Quantitative cyclic voltammetry: Coupling in vitro studies and time-dependent numerical approximations to determine heterogeneous electron transfer kinetics and diffusion coefficients.
by Abrego Tello, Miguel A.; Lotfi Marchoubeh, Mahsa; Fritsch, Ingrid
Cyclic Voltammetry (CV) is an electrochem. technique known for its diagnostic capabilities to investigate redn. and oxidn. processes of chem. species. However, it is often considered a semi-quant. technique because of the varying applied potential and the superposition of both charging and faradaic current. Charging current adds information about soln. resistance and double-layer capacitance. Faradaic current is rich in information about electron transfer thermodn. (through the applied potential), kinetics (time scale through scan rate), and mass transfer. In this work, the focus is on the interpretation of the faradaic response. Exptl. and simulated results are coupled to evaluate and ext. the quant. capabilities of cyclic voltammograms. Expts. with microdisk electrodes (gold, 25-µm diam.) were performed in 5.00 mM potassium ferricyanide (K3Fe(CN)6) solns. with three KCl concns. (0.10, 0.50, 1.00 mM) at three temps. (22±1, 25±1, 30±1 °C) and at 0.02 V/s (scan rate). Electrochem. behavior was also investigated in 5.00 mM solns. of the reduced form, potassium ferrocyanide (K4Fe(CN)6), and the same three KCl concns. at one temp. (22±1 °C). Numerical approxns. of both systems (K3Fe(CN)6 and K4Fe(CN)6) were compared with exptl. results to det. heterogeneous electron transfer kinetics and diffusion parameters. The models applied the finite element method. Chronoamperometry expts. under conditions involving the oxidized species (K3Fe(CN)6) were performed to obtain the diffusion coeffs., which were compared to those obtained from the CV expts. Parameters describing heterogeneous electron transfer kinetics (transfer coeff., rate const., and formal potential) are validated under conditions involving the reduced species (K4Fe(CN)6). The transfer coeff., heterogeneous rate const., and diffusion coeff. showed strong dependence on electrolyte concn. The outcomes of this work could expand the use of CV for other applications. It could also provide a basis for a quant. anal. that allows for the measure of addnl. phys. consts.

# Exercise prompt:
Can you print the passage of the cyclic voltammetry abstract that begins at the words "Quantitative cyclic voltammetry: Coupling" and stops after the words "and diffusion coefficients."? The rows below are separate material with no connection to the abstract above.

Source records:

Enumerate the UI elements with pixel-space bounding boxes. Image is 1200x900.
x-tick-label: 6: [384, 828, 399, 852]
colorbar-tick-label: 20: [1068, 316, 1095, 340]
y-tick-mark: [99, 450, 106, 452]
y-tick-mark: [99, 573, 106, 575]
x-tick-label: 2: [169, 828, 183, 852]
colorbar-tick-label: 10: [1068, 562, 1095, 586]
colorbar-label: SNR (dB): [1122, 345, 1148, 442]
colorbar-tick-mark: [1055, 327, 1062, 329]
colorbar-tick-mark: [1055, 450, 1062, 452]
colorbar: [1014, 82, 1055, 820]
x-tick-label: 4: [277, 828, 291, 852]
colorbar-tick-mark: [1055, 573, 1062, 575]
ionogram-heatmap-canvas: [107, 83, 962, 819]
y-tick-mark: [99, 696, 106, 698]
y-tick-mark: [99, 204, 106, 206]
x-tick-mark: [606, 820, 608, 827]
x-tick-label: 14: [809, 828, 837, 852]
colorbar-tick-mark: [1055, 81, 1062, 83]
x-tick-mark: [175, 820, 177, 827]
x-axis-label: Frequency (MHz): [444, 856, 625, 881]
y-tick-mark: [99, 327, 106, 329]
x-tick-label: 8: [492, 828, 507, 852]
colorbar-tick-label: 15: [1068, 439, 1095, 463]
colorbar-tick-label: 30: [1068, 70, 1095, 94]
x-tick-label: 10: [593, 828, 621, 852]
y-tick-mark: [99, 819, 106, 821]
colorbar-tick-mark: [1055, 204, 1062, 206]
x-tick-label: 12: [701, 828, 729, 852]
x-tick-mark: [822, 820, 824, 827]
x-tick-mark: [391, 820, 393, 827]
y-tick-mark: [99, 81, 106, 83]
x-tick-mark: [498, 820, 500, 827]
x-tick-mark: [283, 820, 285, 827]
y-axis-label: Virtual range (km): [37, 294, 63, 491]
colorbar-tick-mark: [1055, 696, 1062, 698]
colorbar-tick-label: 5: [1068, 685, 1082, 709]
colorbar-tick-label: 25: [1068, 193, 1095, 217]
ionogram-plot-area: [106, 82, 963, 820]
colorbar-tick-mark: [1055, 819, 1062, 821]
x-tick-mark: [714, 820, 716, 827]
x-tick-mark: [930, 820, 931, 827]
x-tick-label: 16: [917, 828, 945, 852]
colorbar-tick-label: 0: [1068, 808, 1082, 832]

# Solution:
Quantitative cyclic voltammetry: Coupling in vitro studies and time-dependent numerical approximations to determine heterogeneous electron transfer kinetics and diffusion coefficients.